* Prompt
Pull out every line of the listing below where "name" appears.
****
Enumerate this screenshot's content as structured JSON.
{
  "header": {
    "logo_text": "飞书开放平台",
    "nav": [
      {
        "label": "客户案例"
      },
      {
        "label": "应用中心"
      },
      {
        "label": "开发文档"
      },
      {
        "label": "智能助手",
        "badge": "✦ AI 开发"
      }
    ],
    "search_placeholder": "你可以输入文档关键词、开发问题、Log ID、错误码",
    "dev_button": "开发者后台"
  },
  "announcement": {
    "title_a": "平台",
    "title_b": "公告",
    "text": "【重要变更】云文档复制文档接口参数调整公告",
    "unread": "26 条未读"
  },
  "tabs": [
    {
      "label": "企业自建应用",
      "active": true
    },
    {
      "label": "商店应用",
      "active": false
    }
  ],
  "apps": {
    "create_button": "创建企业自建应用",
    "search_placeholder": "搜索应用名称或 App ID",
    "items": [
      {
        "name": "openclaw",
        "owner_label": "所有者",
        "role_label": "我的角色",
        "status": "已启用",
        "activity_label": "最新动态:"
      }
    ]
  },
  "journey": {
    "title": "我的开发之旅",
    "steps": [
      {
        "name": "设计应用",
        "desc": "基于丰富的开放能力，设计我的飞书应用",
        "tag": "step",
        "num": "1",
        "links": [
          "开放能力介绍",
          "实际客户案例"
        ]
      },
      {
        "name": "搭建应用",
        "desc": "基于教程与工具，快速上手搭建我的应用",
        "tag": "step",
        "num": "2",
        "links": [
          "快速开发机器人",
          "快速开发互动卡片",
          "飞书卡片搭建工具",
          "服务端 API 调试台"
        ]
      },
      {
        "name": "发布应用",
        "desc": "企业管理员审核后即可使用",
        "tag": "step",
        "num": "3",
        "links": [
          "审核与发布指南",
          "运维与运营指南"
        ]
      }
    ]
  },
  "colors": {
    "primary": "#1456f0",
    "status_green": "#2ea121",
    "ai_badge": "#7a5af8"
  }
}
****
* Exercise output
        "name": "openclaw",
        "name": "设计应用",
        "name": "搭建应用",
        "name": "发布应用",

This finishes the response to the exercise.